● SHORT EXERCISE:
Rewrite the lines beginning with the one that contains "Patent image size: (893, 429)." and continuing through the one that contains "The cone 5 is at (464, 157).", putting "longitudinal cross-section" in place of "axial cross-section" and leaving everything else the same.

● MATERIAL PROVIDED:
- - - - - - -
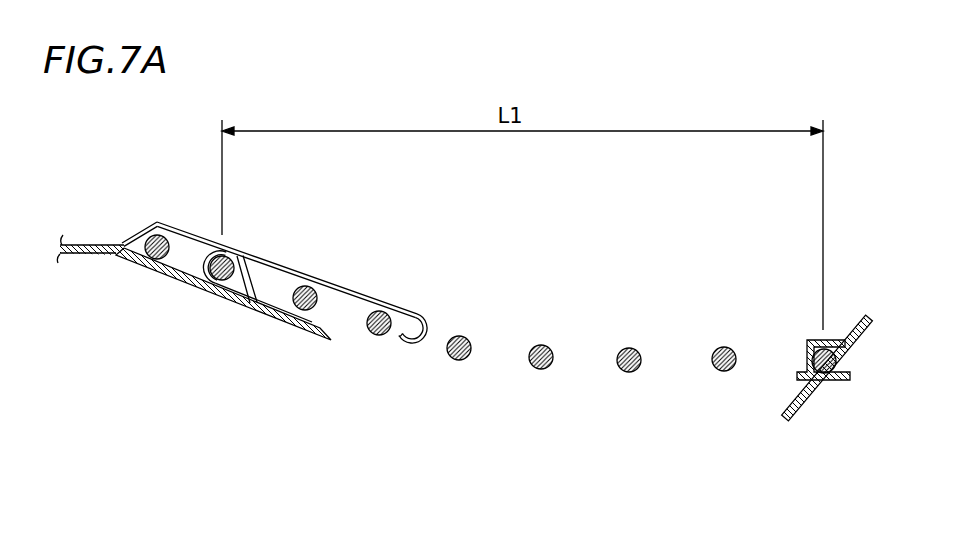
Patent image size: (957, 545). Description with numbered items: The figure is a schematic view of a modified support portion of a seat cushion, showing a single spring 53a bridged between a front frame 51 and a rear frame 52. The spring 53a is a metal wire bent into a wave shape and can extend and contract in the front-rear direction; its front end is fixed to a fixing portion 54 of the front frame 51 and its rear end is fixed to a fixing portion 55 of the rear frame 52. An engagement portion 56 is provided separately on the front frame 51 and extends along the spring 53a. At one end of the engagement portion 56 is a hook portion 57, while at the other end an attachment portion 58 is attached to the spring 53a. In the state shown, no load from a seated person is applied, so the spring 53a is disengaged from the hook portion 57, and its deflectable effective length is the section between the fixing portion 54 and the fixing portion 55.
- - - - - - -
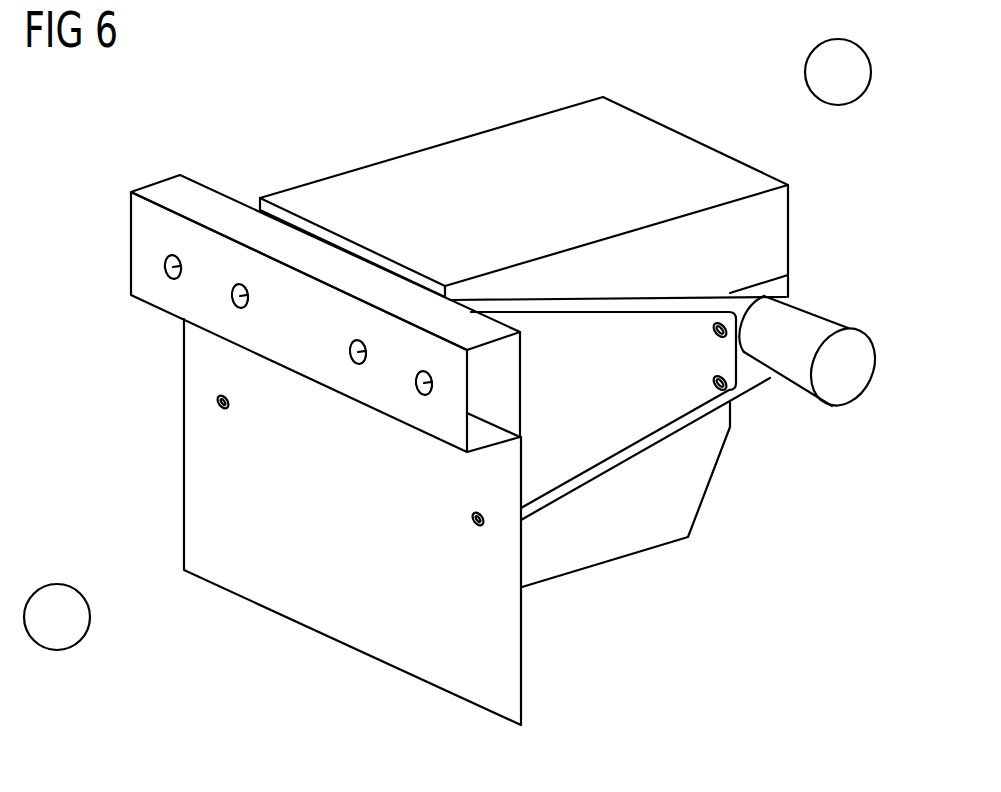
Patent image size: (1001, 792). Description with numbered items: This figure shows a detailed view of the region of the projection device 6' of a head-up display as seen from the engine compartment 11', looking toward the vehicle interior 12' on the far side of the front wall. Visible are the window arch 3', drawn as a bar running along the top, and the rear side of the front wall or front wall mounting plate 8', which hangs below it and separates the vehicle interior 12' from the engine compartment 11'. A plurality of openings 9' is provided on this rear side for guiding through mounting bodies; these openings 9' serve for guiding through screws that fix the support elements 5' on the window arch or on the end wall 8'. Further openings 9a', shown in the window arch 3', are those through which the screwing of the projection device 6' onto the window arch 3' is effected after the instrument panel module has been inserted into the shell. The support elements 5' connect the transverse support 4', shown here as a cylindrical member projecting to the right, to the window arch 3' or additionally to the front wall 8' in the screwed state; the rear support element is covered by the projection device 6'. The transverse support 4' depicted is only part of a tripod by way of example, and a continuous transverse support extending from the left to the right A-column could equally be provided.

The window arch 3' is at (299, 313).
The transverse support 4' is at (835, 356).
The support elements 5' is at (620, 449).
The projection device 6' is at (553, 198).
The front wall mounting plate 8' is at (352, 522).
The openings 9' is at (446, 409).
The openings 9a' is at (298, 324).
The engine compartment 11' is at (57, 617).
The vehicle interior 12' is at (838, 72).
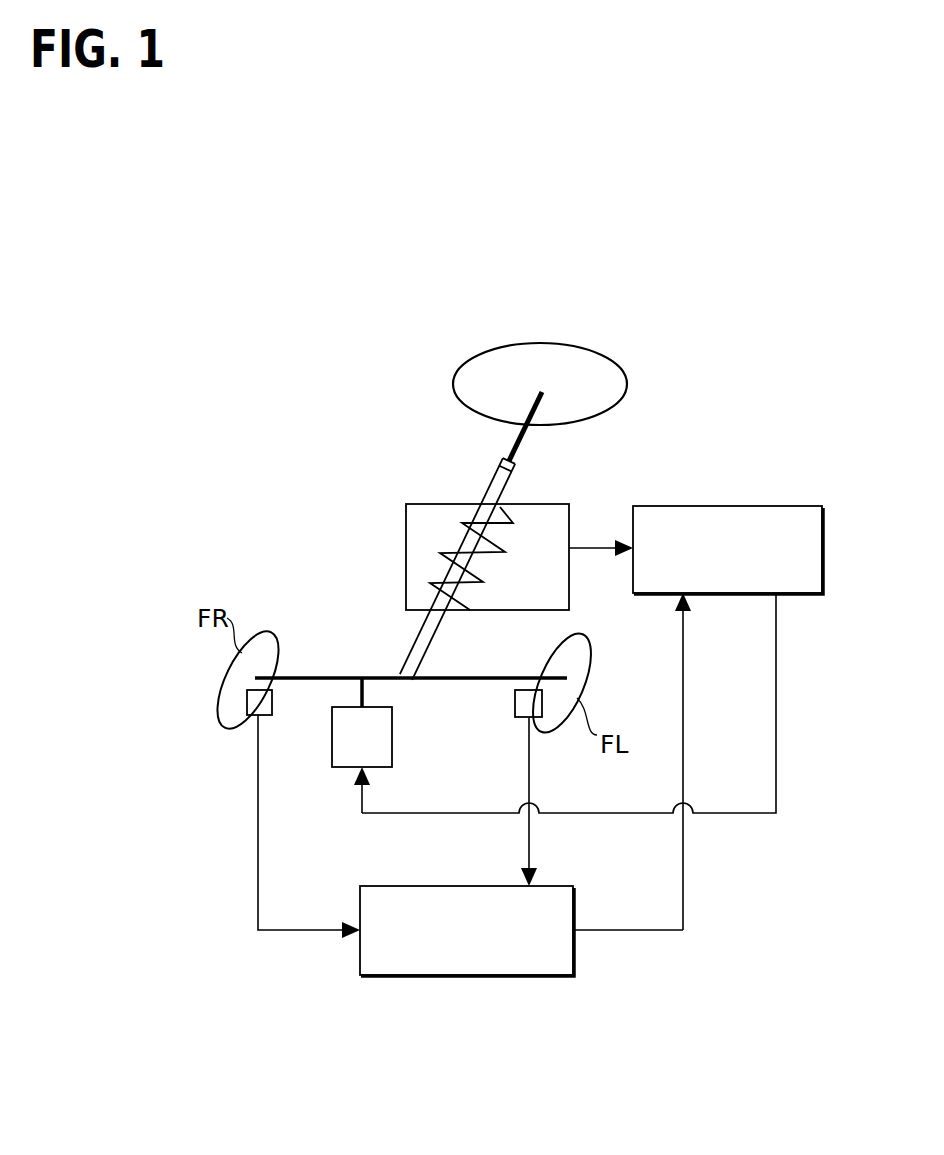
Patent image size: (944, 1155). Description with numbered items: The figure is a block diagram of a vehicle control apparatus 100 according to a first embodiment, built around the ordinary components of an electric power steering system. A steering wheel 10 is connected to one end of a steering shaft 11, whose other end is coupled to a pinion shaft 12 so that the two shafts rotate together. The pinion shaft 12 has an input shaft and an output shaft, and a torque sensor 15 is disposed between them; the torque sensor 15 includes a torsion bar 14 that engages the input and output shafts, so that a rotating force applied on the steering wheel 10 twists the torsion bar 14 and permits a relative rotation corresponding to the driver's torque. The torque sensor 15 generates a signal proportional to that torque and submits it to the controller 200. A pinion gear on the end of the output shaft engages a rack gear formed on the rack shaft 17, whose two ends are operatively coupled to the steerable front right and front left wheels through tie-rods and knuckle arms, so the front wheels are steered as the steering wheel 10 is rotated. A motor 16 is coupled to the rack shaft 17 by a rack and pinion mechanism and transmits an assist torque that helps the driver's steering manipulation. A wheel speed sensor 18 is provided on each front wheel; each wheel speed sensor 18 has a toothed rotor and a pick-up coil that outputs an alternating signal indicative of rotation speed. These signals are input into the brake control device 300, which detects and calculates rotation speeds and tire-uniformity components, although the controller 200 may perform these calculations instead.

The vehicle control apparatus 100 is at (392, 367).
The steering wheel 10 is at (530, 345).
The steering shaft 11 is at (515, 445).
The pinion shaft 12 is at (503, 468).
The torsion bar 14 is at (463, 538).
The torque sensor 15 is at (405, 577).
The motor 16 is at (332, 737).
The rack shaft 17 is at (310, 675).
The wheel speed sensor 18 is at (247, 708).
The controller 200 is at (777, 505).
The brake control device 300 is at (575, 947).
- - - - - - -
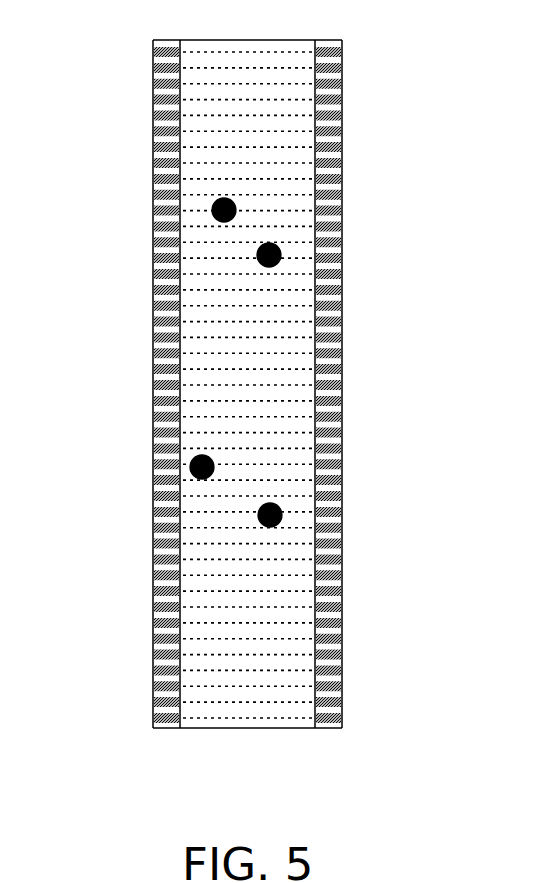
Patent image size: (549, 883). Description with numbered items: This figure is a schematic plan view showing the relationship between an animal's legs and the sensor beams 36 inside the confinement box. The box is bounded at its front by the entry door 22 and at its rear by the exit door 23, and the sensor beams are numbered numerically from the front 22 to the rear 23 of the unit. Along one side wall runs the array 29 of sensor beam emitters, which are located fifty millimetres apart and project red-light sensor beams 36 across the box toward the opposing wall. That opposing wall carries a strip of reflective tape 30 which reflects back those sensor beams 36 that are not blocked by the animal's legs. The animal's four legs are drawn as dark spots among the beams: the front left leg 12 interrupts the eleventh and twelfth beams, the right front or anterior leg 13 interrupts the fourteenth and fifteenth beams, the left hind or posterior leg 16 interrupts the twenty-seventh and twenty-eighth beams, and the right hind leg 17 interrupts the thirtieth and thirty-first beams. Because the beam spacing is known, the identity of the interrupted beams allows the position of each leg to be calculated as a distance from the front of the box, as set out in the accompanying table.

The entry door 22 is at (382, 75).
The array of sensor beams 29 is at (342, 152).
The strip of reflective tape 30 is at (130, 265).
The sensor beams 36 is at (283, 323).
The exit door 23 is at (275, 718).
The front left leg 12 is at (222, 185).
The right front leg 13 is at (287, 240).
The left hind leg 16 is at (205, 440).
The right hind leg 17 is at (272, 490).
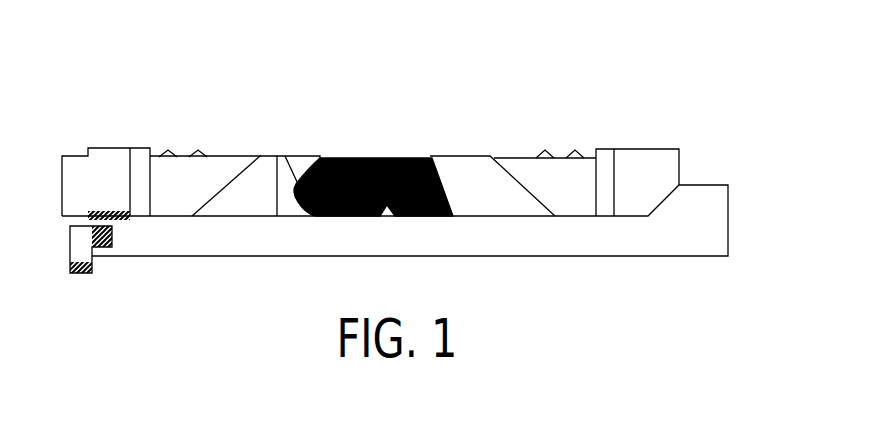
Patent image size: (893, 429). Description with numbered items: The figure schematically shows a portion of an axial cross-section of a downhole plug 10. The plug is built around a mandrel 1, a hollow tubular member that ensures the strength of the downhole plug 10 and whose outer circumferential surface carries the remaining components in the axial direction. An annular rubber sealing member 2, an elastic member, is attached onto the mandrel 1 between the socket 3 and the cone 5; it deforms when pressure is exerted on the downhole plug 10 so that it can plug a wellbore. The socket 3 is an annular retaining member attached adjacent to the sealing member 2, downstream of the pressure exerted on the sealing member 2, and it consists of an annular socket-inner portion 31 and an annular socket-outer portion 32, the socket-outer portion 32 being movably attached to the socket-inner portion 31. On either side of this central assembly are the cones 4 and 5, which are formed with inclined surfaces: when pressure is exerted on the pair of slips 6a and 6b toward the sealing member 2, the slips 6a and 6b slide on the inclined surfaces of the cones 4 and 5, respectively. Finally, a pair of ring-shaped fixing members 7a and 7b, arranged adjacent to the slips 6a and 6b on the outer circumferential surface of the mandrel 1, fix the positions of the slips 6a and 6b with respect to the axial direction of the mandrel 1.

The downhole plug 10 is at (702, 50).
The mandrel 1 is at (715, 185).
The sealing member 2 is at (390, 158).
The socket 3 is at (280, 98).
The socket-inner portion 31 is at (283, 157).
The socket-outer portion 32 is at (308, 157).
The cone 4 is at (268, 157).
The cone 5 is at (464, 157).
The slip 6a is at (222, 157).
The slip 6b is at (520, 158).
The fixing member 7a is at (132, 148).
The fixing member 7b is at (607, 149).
- - - - - - -
● TASK SOLUTION:
Patent image size: (893, 429). Description with numbered items: The figure schematically shows a portion of an longitudinal cross-section of a downhole plug 10. The plug is built around a mandrel 1, a hollow tubular member that ensures the strength of the downhole plug 10 and whose outer circumferential surface carries the remaining components in the axial direction. An annular rubber sealing member 2, an elastic member, is attached onto the mandrel 1 between the socket 3 and the cone 5; it deforms when pressure is exerted on the downhole plug 10 so that it can plug a wellbore. The socket 3 is an annular retaining member attached adjacent to the sealing member 2, downstream of the pressure exerted on the sealing member 2, and it consists of an annular socket-inner portion 31 and an annular socket-outer portion 32, the socket-outer portion 32 being movably attached to the socket-inner portion 31. On either side of this central assembly are the cones 4 and 5, which are formed with inclined surfaces: when pressure is exerted on the pair of slips 6a and 6b toward the sealing member 2, the slips 6a and 6b slide on the inclined surfaces of the cones 4 and 5, respectively. Finally, a pair of ring-shaped fixing members 7a and 7b, arranged adjacent to the slips 6a and 6b on the outer circumferential surface of the mandrel 1, fix the positions of the slips 6a and 6b with respect to the axial direction of the mandrel 1.

The downhole plug 10 is at (702, 50).
The mandrel 1 is at (715, 185).
The sealing member 2 is at (390, 158).
The socket 3 is at (280, 98).
The socket-inner portion 31 is at (283, 157).
The socket-outer portion 32 is at (308, 157).
The cone 4 is at (268, 157).
The cone 5 is at (464, 157).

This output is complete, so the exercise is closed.